Цель a:
Каких писателей называет отрывок о «братском пире» и звуке «ы»? Перечислите всех.

Отрывок:
============================================================

Страхи, сулимые Блоком от имени «мы», вполне реальны: архаизация содержит громадные импульсы разрушения, безусловно превосходящие культуру, и потому в высшей степени сомнителен выход (если так читать нижеследующие строки), избранный поэтом:

В последний раз — опомнись, старый мир!
На братский пир труда и мира,
В последний раз — на светлый братский пир
Сзывает варварская лира!

Братский пир под варварскую лиру — торжество архаики, ни во что ставящей индивидуальное существование; пир «мы», поглотивших «я», — один из смыслов этих строк. В романе Замятина этот‑то смысл и реализован: во всю идет предсказанный поэтом «братский пир» — ежедневные коллективные (и обязательные) трапезы.

Кошмар подобного братства, образом которого являются «мы», был предвиден (предчувствован!) А. Белым, который называл звук «ы» «животным зародышем»[64], а в «Петербурге» один из героев рассуждает:

«Все слова на еры тривиальны до безобразия<…>; например: слово рыба, послушайте: р — ы-ы — ы-ба; то есть нечто с холодной кровью… И опять‑таки м — ы-ы — ло: нечто склизкое…»[65].

============================================================

Записи для обработки:
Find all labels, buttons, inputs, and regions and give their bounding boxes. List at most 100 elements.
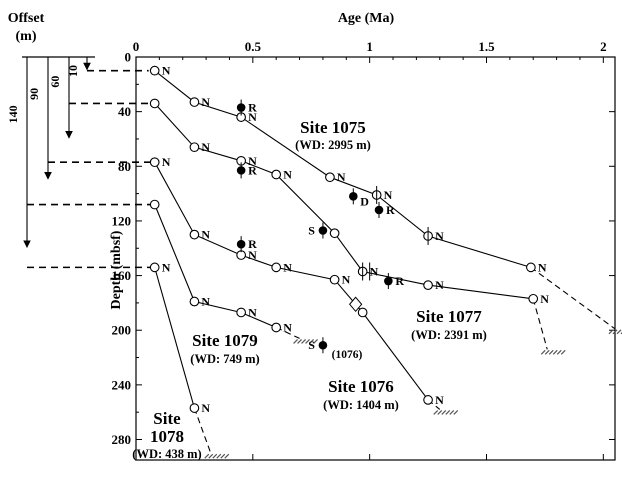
site-1079-wd: (WD: 749 m): [190, 352, 259, 366]
nanno-datum: [271, 262, 282, 273]
nanno-datum: [329, 228, 340, 239]
hatch-mark: [224, 453, 230, 459]
nanno-datum: [271, 169, 282, 180]
nanno-datum: [423, 395, 433, 405]
datum-label: N: [201, 295, 210, 309]
x-axis-ticks: 0 0.5 1 1.5 2: [133, 39, 607, 460]
nanno-datum: [325, 172, 335, 183]
filled-datum: [318, 340, 328, 350]
datum-label: N: [201, 228, 210, 242]
site-1077-title: Site 1077: [416, 307, 482, 326]
offset-label: 90: [27, 88, 41, 100]
nanno-datum: [528, 293, 539, 304]
datum-label: N: [201, 95, 210, 109]
site-curves: N N N N N N N N N N N N N N N N N N N N N N N N: [27, 64, 622, 459]
hatch-mark: [612, 329, 618, 335]
filled-datum: [384, 276, 393, 286]
nanno-datum: [149, 98, 160, 109]
datum-label: N: [538, 260, 547, 274]
nanno-datum: [423, 280, 433, 290]
y-axis-title: Depth (mbsf): [109, 230, 124, 309]
site-line: [154, 204, 277, 329]
x-tick-label: 1: [366, 39, 373, 54]
hatch-mark: [445, 410, 451, 415]
filled-datum: [349, 192, 358, 201]
filled-label: D: [360, 194, 369, 208]
datum-label: N: [201, 401, 210, 415]
x-tick-label: 1.5: [478, 39, 495, 54]
filled-label: R: [248, 163, 257, 177]
site-1077-wd: (WD: 2391 m): [411, 328, 487, 342]
nanno-datum: [329, 274, 340, 285]
datum-label: N: [162, 64, 171, 78]
y-tick-label: 40: [118, 104, 131, 119]
nanno-datum: [526, 262, 536, 273]
y-tick-label: 0: [125, 50, 132, 65]
datum-label: N: [248, 110, 257, 124]
hatch-mark: [220, 453, 226, 459]
hatch-mark: [441, 410, 447, 415]
datum-label: N: [283, 260, 292, 274]
datum-label: N: [384, 188, 393, 202]
filled-datum: [374, 205, 384, 215]
nanno-datum: [189, 403, 200, 413]
filled-datum: [236, 103, 246, 112]
filled-datum: [236, 239, 246, 249]
y-tick-label: 240: [112, 377, 132, 392]
y-tick-label: 280: [112, 432, 132, 447]
site-1078-title: Site: [153, 409, 181, 428]
site-1076-wd: (WD: 1404 m): [323, 398, 399, 412]
offset-label: 60: [48, 76, 62, 88]
hatch-mark: [548, 349, 554, 355]
filled-label: S: [308, 338, 315, 352]
hatch-mark: [301, 338, 306, 344]
filled-markers: R R D R S R R S: [236, 99, 404, 354]
hatch-mark: [212, 453, 218, 459]
filled-datum: [236, 166, 246, 175]
datum-label: N: [435, 278, 444, 292]
x-tick-label: 0: [133, 39, 140, 54]
site-1075-title: Site 1075: [300, 118, 366, 137]
filled-label: R: [386, 203, 395, 217]
datum-label: N: [283, 320, 292, 334]
nanno-datum: [189, 142, 200, 153]
hatch-mark: [297, 338, 302, 344]
datum-label: N: [342, 273, 351, 287]
hatch-mark: [293, 338, 298, 344]
nanno-datum: [189, 97, 200, 107]
site-line: [154, 267, 195, 409]
filled-label: R: [248, 101, 257, 115]
hatch-mark: [437, 410, 443, 415]
offset-label: 10: [66, 65, 80, 77]
hatch-mark: [556, 349, 562, 355]
datum-label: N: [248, 305, 257, 319]
hatch-mark: [608, 329, 614, 335]
filled-label: S: [308, 223, 315, 237]
hatch-mark: [540, 349, 546, 355]
x-axis-title: Age (Ma): [338, 11, 395, 26]
hatch-mark: [544, 349, 550, 355]
y-tick-label: 80: [118, 159, 131, 174]
site-extrapolation: [532, 298, 548, 350]
hatch-mark: [204, 453, 210, 459]
x-tick-label: 2: [600, 39, 607, 54]
datum-label: N: [248, 248, 257, 262]
site-1078-wd: (WD: 438 m): [132, 447, 201, 461]
nanno-datum: [149, 262, 160, 273]
nanno-datum: [189, 229, 200, 240]
hatch-mark: [433, 410, 439, 415]
hatch-mark: [552, 349, 558, 355]
datum-label: N: [337, 170, 346, 184]
nanno-datum: [149, 65, 160, 76]
hatch-mark: [560, 349, 566, 355]
nanno-datum: [149, 157, 160, 168]
site-line: [154, 70, 532, 268]
y-tick-label: 120: [112, 213, 132, 228]
nanno-datum: [236, 307, 246, 318]
offset-scale: 10 60 90 140: [6, 56, 95, 249]
y-axis-ticks: 0 40 80 120 160 200 240 280: [112, 50, 615, 447]
y-tick-label: 200: [112, 323, 132, 338]
site-1078-number: 1078: [150, 427, 184, 446]
hatch-mark: [313, 338, 318, 344]
site-1079-title: Site 1079: [192, 331, 258, 350]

============================================================

Цель b:
Перенесите в JSON-список строк ту часть записей, что идёт от строки с «site-1079-wd: (WD: 749» до строки с «filled-label: R: [248, 163, 257, 177]» включительно. Каждая строка записей должна стать отдельной строкой списка, пустые строки пропустите.

Письменный ответ a:
Блок, Замятин, А. Белый.

Письменный ответ b:
[
  "site-1079-wd: (WD: 749 m): [190, 352, 259, 366]",
  "nanno-datum: [271, 262, 282, 273]",
  "nanno-datum: [329, 228, 340, 239]",
  "hatch-mark: [224, 453, 230, 459]",
  "nanno-datum: [271, 169, 282, 180]",
  "nanno-datum: [423, 395, 433, 405]",
  "datum-label: N: [201, 295, 210, 309]",
  "x-axis-ticks: 0 0.5 1 1.5 2: [133, 39, 607, 460]",
  "nanno-datum: [325, 172, 335, 183]",
  "filled-datum: [318, 340, 328, 350]",
  "datum-label: N: [201, 228, 210, 242]",
  "site-1077-title: Site 1077: [416, 307, 482, 326]",
  "offset-label: 90: [27, 88, 41, 100]",
  "nanno-datum: [528, 293, 539, 304]",
  "datum-label: N: [201, 95, 210, 109]",
  "site-curves: N N N N N N N N N N N N N N N N N N N N N N N N: [27, 64, 622, 459]",
  "hatch-mark: [612, 329, 618, 335]",
  "filled-datum: [384, 276, 393, 286]",
  "nanno-datum: [149, 98, 160, 109]",
  "datum-label: N: [538, 260, 547, 274]",
  "nanno-datum: [423, 280, 433, 290]",
  "y-axis-title: Depth (mbsf): [109, 230, 124, 309]",
  "site-line: [154, 204, 277, 329]",
  "x-tick-label: 1: [366, 39, 373, 54]",
  "hatch-mark: [445, 410, 451, 415]",
  "filled-datum: [349, 192, 358, 201]",
  "filled-label: D: [360, 194, 369, 208]",
  "datum-label: N: [201, 401, 210, 415]",
  "x-tick-label: 1.5: [478, 39, 495, 54]",
  "filled-label: R: [248, 163, 257, 177]"
]